▶ _What you have to do_:
Search the listing for the string "депутатов" and copy every line that contains it.

-*-*-

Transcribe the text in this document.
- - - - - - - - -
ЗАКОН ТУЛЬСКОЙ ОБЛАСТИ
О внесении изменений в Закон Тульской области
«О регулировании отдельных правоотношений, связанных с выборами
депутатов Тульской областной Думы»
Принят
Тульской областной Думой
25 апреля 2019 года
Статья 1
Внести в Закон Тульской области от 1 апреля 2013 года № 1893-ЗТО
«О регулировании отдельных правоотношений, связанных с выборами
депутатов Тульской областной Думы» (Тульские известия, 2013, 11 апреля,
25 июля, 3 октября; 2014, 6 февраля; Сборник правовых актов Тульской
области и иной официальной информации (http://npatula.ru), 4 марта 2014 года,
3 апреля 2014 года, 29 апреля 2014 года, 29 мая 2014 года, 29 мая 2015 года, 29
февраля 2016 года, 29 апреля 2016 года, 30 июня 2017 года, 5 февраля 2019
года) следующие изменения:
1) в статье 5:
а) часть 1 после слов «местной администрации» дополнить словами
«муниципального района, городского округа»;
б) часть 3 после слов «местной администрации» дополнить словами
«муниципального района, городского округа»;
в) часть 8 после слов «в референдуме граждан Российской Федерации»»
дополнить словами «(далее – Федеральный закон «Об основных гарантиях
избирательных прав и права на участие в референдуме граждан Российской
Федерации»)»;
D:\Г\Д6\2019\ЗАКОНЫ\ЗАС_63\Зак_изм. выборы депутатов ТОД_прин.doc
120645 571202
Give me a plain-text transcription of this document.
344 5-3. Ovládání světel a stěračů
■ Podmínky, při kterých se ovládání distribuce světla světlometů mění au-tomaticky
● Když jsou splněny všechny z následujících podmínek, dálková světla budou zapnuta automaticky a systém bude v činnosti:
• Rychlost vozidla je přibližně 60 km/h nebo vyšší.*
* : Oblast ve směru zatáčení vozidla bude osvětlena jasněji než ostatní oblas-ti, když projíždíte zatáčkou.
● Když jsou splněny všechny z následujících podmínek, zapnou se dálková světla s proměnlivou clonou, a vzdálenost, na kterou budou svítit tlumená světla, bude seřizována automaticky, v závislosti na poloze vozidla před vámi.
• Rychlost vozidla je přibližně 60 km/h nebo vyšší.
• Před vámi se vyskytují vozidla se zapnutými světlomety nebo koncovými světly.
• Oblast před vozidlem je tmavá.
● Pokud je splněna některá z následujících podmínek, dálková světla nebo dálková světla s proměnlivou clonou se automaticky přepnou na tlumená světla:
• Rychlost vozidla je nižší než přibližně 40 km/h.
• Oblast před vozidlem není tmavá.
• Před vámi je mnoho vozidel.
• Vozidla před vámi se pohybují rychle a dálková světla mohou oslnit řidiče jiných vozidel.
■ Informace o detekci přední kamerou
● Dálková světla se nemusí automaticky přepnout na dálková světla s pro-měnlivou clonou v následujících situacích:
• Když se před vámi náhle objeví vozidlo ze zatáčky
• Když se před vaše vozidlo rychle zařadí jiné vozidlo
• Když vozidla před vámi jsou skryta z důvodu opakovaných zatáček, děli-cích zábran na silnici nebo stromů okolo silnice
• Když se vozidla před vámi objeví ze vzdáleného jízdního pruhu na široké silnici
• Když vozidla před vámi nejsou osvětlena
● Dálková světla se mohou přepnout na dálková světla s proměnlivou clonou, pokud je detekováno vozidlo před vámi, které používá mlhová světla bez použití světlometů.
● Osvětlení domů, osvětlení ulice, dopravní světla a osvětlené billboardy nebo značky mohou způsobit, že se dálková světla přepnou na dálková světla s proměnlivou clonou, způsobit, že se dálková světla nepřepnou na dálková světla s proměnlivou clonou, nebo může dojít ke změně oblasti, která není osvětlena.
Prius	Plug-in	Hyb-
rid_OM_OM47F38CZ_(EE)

-*-*-

▶ _Worked answer_:
депутатов Тульской областной Думы»
депутатов Тульской областной Думы» (Тульские известия, 2013, 11 апреля,
D:\Г\Д6\2019\ЗАКОНЫ\ЗАС_63\Зак_изм. выборы депутатов ТОД_прин.doc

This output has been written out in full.